■ **Dati forniti**
-.-.-

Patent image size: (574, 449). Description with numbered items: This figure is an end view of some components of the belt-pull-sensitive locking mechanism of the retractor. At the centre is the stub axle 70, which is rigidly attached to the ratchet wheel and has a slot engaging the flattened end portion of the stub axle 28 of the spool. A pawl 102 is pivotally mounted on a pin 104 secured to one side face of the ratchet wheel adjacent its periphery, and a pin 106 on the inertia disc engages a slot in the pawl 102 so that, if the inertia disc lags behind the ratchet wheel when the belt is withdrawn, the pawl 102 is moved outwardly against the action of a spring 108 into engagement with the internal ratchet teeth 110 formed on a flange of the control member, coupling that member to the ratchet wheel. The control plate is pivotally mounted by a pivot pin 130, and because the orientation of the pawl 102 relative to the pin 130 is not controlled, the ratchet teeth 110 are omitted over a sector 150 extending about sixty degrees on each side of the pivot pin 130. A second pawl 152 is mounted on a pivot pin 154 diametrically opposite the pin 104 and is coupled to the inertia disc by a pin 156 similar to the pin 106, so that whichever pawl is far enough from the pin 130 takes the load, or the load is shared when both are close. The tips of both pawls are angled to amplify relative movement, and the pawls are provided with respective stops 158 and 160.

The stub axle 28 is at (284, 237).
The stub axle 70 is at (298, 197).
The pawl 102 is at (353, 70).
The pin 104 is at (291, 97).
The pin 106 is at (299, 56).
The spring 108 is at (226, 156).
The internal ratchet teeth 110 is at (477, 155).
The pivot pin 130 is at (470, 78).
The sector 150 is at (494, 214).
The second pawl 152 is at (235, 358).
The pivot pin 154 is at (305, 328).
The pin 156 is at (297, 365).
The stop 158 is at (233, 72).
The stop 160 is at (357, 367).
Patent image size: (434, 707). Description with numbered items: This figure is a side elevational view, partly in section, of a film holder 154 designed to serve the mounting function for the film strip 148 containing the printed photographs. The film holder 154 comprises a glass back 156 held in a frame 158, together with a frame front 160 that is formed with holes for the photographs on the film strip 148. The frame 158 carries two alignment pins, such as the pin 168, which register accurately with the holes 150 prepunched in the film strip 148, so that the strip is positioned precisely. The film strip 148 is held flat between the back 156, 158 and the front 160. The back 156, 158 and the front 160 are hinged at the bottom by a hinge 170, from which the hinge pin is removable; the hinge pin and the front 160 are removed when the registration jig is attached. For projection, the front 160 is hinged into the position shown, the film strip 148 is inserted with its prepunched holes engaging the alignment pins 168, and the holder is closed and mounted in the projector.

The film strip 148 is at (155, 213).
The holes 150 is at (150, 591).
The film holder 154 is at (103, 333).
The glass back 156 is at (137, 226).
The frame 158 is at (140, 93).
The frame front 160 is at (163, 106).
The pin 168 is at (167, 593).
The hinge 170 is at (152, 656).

-.-.-

■ **Obiettivo dell'esercizio**
Riscrivi tutte le voci qui sopra senza cambiare nulla, riga per riga.

■ **Risultato corretto**
Patent image size: (574, 449). Description with numbered items: This figure is an end view of some components of the belt-pull-sensitive locking mechanism of the retractor. At the centre is the stub axle 70, which is rigidly attached to the ratchet wheel and has a slot engaging the flattened end portion of the stub axle 28 of the spool. A pawl 102 is pivotally mounted on a pin 104 secured to one side face of the ratchet wheel adjacent its periphery, and a pin 106 on the inertia disc engages a slot in the pawl 102 so that, if the inertia disc lags behind the ratchet wheel when the belt is withdrawn, the pawl 102 is moved outwardly against the action of a spring 108 into engagement with the internal ratchet teeth 110 formed on a flange of the control member, coupling that member to the ratchet wheel. The control plate is pivotally mounted by a pivot pin 130, and because the orientation of the pawl 102 relative to the pin 130 is not controlled, the ratchet teeth 110 are omitted over a sector 150 extending about sixty degrees on each side of the pivot pin 130. A second pawl 152 is mounted on a pivot pin 154 diametrically opposite the pin 104 and is coupled to the inertia disc by a pin 156 similar to the pin 106, so that whichever pawl is far enough from the pin 130 takes the load, or the load is shared when both are close. The tips of both pawls are angled to amplify relative movement, and the pawls are provided with respective stops 158 and 160.

The stub axle 28 is at (284, 237).
The stub axle 70 is at (298, 197).
The pawl 102 is at (353, 70).
The pin 104 is at (291, 97).
The pin 106 is at (299, 56).
The spring 108 is at (226, 156).
The internal ratchet teeth 110 is at (477, 155).
The pivot pin 130 is at (470, 78).
The sector 150 is at (494, 214).
The second pawl 152 is at (235, 358).
The pivot pin 154 is at (305, 328).
The pin 156 is at (297, 365).
The stop 158 is at (233, 72).
The stop 160 is at (357, 367).
Patent image size: (434, 707). Description with numbered items: This figure is a side elevational view, partly in section, of a film holder 154 designed to serve the mounting function for the film strip 148 containing the printed photographs. The film holder 154 comprises a glass back 156 held in a frame 158, together with a frame front 160 that is formed with holes for the photographs on the film strip 148. The frame 158 carries two alignment pins, such as the pin 168, which register accurately with the holes 150 prepunched in the film strip 148, so that the strip is positioned precisely. The film strip 148 is held flat between the back 156, 158 and the front 160. The back 156, 158 and the front 160 are hinged at the bottom by a hinge 170, from which the hinge pin is removable; the hinge pin and the front 160 are removed when the registration jig is attached. For projection, the front 160 is hinged into the position shown, the film strip 148 is inserted with its prepunched holes engaging the alignment pins 168, and the holder is closed and mounted in the projector.

The film strip 148 is at (155, 213).
The holes 150 is at (150, 591).
The film holder 154 is at (103, 333).
The glass back 156 is at (137, 226).
The frame 158 is at (140, 93).
The frame front 160 is at (163, 106).
The pin 168 is at (167, 593).
The hinge 170 is at (152, 656).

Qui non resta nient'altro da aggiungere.